Stored items from a collection
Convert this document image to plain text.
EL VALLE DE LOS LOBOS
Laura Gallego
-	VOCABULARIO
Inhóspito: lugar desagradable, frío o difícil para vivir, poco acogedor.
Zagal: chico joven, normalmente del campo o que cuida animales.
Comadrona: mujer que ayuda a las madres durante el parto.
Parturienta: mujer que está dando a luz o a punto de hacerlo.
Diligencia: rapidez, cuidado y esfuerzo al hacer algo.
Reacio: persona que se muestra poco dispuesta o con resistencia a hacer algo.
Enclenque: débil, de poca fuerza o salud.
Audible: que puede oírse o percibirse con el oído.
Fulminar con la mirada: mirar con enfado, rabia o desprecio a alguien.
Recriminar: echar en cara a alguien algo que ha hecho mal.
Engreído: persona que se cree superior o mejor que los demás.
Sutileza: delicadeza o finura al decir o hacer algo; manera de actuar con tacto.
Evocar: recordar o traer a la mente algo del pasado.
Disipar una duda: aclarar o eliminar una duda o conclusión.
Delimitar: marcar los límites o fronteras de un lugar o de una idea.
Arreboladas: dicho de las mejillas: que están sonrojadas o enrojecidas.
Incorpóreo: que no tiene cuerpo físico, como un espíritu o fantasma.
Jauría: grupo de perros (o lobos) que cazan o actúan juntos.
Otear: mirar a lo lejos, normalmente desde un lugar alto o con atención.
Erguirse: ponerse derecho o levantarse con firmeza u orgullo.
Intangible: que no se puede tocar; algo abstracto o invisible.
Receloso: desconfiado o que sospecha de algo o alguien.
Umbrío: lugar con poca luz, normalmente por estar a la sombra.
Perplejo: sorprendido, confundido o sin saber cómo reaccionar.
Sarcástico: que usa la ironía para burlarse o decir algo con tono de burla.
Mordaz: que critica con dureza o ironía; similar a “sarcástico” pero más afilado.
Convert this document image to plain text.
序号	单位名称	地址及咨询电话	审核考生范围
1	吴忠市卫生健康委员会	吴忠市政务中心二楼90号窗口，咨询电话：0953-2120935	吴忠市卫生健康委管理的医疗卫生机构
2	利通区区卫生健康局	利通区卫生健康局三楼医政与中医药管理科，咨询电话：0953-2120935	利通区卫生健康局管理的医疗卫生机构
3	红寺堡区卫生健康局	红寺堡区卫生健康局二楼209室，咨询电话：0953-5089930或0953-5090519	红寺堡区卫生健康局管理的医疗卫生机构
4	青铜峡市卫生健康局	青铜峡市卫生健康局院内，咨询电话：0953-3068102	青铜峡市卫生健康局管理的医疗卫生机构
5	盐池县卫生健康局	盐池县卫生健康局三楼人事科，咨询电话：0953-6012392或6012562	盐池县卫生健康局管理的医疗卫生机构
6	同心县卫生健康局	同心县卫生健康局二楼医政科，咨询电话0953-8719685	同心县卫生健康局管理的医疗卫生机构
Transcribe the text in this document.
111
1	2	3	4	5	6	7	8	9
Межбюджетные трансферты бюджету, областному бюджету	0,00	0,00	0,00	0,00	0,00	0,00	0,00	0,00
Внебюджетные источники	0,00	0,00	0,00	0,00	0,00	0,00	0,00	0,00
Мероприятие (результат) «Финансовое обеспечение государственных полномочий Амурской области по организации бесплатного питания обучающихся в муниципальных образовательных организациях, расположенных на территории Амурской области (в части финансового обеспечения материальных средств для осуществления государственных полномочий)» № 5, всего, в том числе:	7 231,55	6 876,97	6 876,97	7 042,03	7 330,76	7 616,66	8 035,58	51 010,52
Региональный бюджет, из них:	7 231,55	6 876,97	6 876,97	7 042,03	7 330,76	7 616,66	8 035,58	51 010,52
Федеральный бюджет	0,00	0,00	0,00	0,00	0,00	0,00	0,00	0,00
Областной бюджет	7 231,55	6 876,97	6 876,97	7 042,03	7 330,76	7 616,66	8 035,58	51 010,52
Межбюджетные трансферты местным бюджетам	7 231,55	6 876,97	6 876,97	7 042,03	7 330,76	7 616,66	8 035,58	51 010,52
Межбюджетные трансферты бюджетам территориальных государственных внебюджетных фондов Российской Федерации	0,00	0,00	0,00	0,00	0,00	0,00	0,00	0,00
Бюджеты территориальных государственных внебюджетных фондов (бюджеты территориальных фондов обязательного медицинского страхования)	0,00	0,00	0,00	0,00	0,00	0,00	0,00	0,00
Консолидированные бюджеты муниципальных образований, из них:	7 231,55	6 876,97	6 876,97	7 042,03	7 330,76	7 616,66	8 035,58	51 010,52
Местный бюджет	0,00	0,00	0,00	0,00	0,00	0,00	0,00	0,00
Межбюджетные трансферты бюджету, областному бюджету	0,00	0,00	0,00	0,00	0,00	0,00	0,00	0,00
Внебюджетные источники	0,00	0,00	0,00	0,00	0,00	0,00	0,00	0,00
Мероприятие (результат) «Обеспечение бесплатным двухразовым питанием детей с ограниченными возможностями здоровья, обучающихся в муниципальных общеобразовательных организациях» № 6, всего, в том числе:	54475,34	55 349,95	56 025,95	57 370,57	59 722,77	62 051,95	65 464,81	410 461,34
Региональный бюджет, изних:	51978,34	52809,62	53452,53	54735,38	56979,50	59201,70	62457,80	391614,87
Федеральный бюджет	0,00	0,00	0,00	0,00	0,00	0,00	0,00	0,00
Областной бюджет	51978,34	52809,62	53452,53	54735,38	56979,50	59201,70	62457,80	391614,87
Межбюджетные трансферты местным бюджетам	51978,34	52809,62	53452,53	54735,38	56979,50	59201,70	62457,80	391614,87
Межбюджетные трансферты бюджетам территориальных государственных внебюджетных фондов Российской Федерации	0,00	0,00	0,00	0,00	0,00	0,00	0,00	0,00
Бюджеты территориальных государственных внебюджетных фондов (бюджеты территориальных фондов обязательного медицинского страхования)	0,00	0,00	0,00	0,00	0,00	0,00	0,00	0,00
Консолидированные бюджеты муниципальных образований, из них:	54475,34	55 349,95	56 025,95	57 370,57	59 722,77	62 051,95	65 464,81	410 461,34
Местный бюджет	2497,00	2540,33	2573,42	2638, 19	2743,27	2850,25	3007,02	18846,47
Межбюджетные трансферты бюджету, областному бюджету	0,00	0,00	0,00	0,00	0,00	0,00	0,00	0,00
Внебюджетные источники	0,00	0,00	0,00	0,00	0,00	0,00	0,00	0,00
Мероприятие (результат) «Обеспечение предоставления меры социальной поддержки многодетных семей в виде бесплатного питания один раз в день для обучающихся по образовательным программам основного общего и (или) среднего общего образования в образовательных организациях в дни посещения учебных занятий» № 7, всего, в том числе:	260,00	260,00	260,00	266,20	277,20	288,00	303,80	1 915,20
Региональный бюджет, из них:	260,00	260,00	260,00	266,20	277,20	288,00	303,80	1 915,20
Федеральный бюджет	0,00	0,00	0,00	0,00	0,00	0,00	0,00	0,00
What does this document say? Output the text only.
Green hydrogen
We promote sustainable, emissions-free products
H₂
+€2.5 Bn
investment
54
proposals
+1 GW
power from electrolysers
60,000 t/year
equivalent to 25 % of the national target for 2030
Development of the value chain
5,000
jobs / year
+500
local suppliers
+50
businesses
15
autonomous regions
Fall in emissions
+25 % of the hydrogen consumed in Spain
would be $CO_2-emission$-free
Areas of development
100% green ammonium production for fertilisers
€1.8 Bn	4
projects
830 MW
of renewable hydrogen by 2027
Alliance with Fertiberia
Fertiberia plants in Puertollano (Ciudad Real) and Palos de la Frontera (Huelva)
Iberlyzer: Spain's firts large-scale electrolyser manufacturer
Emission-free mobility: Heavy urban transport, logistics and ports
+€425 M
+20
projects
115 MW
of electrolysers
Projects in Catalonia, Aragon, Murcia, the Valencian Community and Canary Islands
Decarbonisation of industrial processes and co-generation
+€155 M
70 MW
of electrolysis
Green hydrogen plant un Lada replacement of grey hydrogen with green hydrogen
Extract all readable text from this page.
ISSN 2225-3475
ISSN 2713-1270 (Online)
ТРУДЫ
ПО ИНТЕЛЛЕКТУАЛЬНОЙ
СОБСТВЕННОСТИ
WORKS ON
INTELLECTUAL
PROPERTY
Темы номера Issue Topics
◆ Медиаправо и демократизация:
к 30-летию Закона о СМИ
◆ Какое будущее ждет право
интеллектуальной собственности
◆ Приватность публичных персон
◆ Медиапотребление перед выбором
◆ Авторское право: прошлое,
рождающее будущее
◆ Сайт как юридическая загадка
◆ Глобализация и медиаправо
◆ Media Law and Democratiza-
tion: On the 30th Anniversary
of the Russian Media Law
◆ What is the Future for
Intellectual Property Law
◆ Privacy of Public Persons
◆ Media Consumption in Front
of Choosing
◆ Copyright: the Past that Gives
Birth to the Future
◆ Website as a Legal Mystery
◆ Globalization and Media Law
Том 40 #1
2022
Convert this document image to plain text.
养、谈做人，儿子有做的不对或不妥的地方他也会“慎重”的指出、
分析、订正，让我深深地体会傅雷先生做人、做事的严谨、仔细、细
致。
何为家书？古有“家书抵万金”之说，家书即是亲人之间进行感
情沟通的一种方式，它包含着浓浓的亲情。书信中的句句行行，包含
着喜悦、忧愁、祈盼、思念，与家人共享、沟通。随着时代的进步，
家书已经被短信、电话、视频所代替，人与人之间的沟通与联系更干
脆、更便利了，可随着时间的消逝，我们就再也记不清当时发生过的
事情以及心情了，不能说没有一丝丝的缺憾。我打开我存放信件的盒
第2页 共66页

> _What you are asked to do_:
Return exactly the lines of the data, and only those, from the line with "Extract all readable text from this page." through the last line, inclusive.

> _Answer to this task_:
Extract all readable text from this page.
ISSN 2225-3475
ISSN 2713-1270 (Online)
ТРУДЫ
ПО ИНТЕЛЛЕКТУАЛЬНОЙ
СОБСТВЕННОСТИ
WORKS ON
INTELLECTUAL
PROPERTY
Темы номера Issue Topics
◆ Медиаправо и демократизация:
к 30-летию Закона о СМИ
◆ Какое будущее ждет право
интеллектуальной собственности
◆ Приватность публичных персон
◆ Медиапотребление перед выбором
◆ Авторское право: прошлое,
рождающее будущее
◆ Сайт как юридическая загадка
◆ Глобализация и медиаправо
◆ Media Law and Democratiza-
tion: On the 30th Anniversary
of the Russian Media Law
◆ What is the Future for
Intellectual Property Law
◆ Privacy of Public Persons
◆ Media Consumption in Front
of Choosing
◆ Copyright: the Past that Gives
Birth to the Future
◆ Website as a Legal Mystery
◆ Globalization and Media Law
Том 40 #1
2022
Convert this document image to plain text.
养、谈做人，儿子有做的不对或不妥的地方他也会“慎重”的指出、
分析、订正，让我深深地体会傅雷先生做人、做事的严谨、仔细、细
致。
何为家书？古有“家书抵万金”之说，家书即是亲人之间进行感
情沟通的一种方式，它包含着浓浓的亲情。书信中的句句行行，包含
着喜悦、忧愁、祈盼、思念，与家人共享、沟通。随着时代的进步，
家书已经被短信、电话、视频所代替，人与人之间的沟通与联系更干
脆、更便利了，可随着时间的消逝，我们就再也记不清当时发生过的
事情以及心情了，不能说没有一丝丝的缺憾。我打开我存放信件的盒
第2页 共66页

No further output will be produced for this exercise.